Data records
==================================================
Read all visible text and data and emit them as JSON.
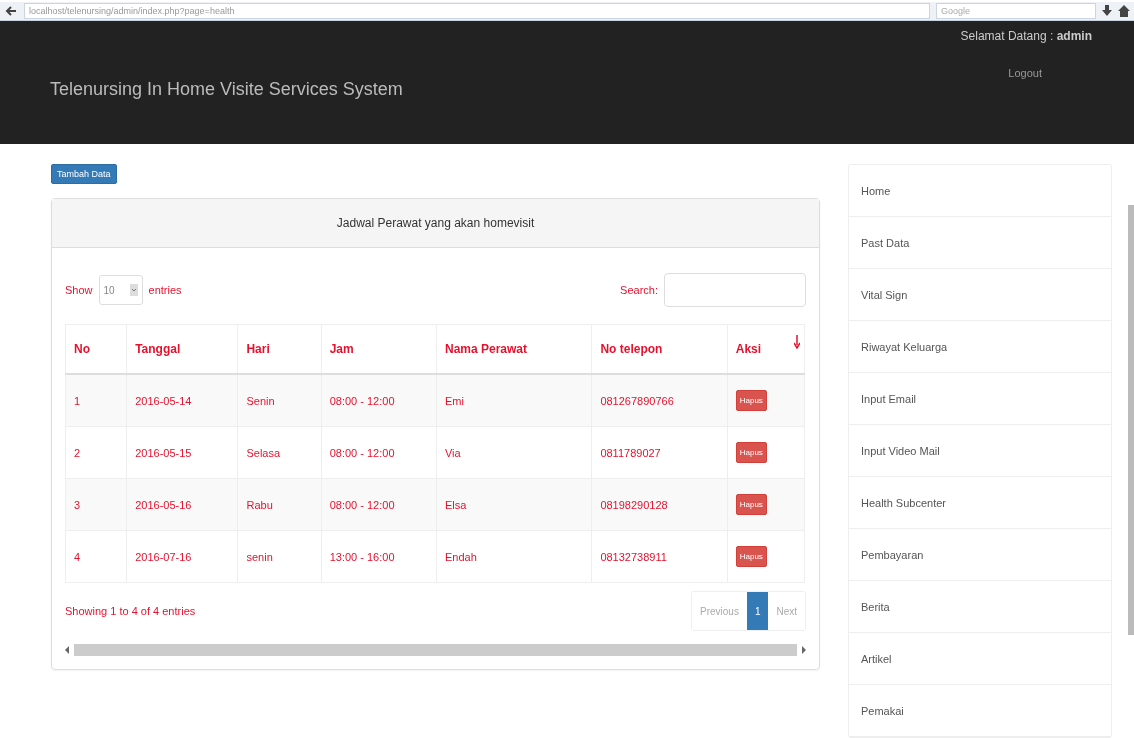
{
  "browser": {
    "url": "localhost/telenursing/admin/index.php?page=health",
    "search_placeholder": "Google"
  },
  "navbar": {
    "brand": "Telenursing In Home Visite Services System",
    "greeting": "Selamat Datang :",
    "user": "admin",
    "logout": "Logout"
  },
  "add_button": "Tambah Data",
  "panel": {
    "title": "Jadwal Perawat yang akan homevisit",
    "length": {
      "show": "Show",
      "value": "10",
      "entries": "entries"
    },
    "search": {
      "label": "Search:"
    },
    "table": {
      "columns": [
        "No",
        "Tanggal",
        "Hari",
        "Jam",
        "Nama Perawat",
        "No telepon",
        "Aksi"
      ],
      "rows": [
        {
          "cells": [
            "1",
            "2016-05-14",
            "Senin",
            "08:00 - 12:00",
            "Emi",
            "081267890766"
          ],
          "action": "Hapus"
        },
        {
          "cells": [
            "2",
            "2016-05-15",
            "Selasa",
            "08:00 - 12:00",
            "Via",
            "0811789027"
          ],
          "action": "Hapus"
        },
        {
          "cells": [
            "3",
            "2016-05-16",
            "Rabu",
            "08:00 - 12:00",
            "Elsa",
            "08198290128"
          ],
          "action": "Hapus"
        },
        {
          "cells": [
            "4",
            "2016-07-16",
            "senin",
            "13:00 - 16:00",
            "Endah",
            "08132738911"
          ],
          "action": "Hapus"
        }
      ]
    },
    "info": "Showing 1 to 4 of 4 entries",
    "pagination": [
      {
        "label": "Previous",
        "selected": false
      },
      {
        "label": "1",
        "selected": true
      },
      {
        "label": "Next",
        "selected": false
      }
    ]
  },
  "sidebar": {
    "items": [
      "Home",
      "Past Data",
      "Vital Sign",
      "Riwayat Keluarga",
      "Input Email",
      "Input Video Mail",
      "Health Subcenter",
      "Pembayaran",
      "Berita",
      "Artikel",
      "Pemakai"
    ]
  }
}
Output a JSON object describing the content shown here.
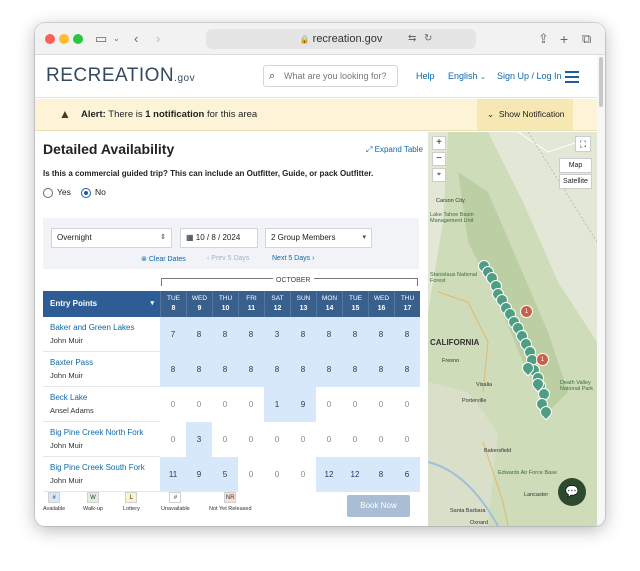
==================================================
EXERCISE AIM ▸ Copy out each line word for word, please, skipping the images.

SOLUTION BELOW ▸
Read all visible text and data and emit them as JSON.
{
  "browser": {
    "url": "localhost/telenursing/admin/index.php?page=health",
    "search_placeholder": "Google"
  },
  "navbar": {
    "brand": "Telenursing In Home Visite Services System",
    "greeting": "Selamat Datang :",
    "user": "admin",
    "logout": "Logout"
  },
  "add_button": "Tambah Data",
  "panel": {
    "title": "Jadwal Perawat yang akan homevisit",
    "length": {
      "show": "Show",
      "value": "10",
      "entries": "entries"
    },
    "search": {
      "label": "Search:"
    },
    "table": {
      "columns": [
        "No",
        "Tanggal",
        "Hari",
        "Jam",
        "Nama Perawat",
        "No telepon",
        "Aksi"
      ],
      "rows": [
        {
          "cells": [
            "1",
            "2016-05-14",
            "Senin",
            "08:00 - 12:00",
            "Emi",
            "081267890766"
          ],
          "action": "Hapus"
        },
        {
          "cells": [
            "2",
            "2016-05-15",
            "Selasa",
            "08:00 - 12:00",
            "Via",
            "0811789027"
          ],
          "action": "Hapus"
        },
        {
          "cells": [
            "3",
            "2016-05-16",
            "Rabu",
            "08:00 - 12:00",
            "Elsa",
            "08198290128"
          ],
          "action": "Hapus"
        },
        {
          "cells": [
            "4",
            "2016-07-16",
            "senin",
            "13:00 - 16:00",
            "Endah",
            "08132738911"
          ],
          "action": "Hapus"
        }
      ]
    },
    "info": "Showing 1 to 4 of 4 entries",
    "pagination": [
      {
        "label": "Previous",
        "selected": false
      },
      {
        "label": "1",
        "selected": true
      },
      {
        "label": "Next",
        "selected": false
      }
    ]
  },
  "sidebar": {
    "items": [
      "Home",
      "Past Data",
      "Vital Sign",
      "Riwayat Keluarga",
      "Input Email",
      "Input Video Mail",
      "Health Subcenter",
      "Pembayaran",
      "Berita",
      "Artikel",
      "Pemakai"
    ]
  }
}
Output a JSON object describing the content shown here.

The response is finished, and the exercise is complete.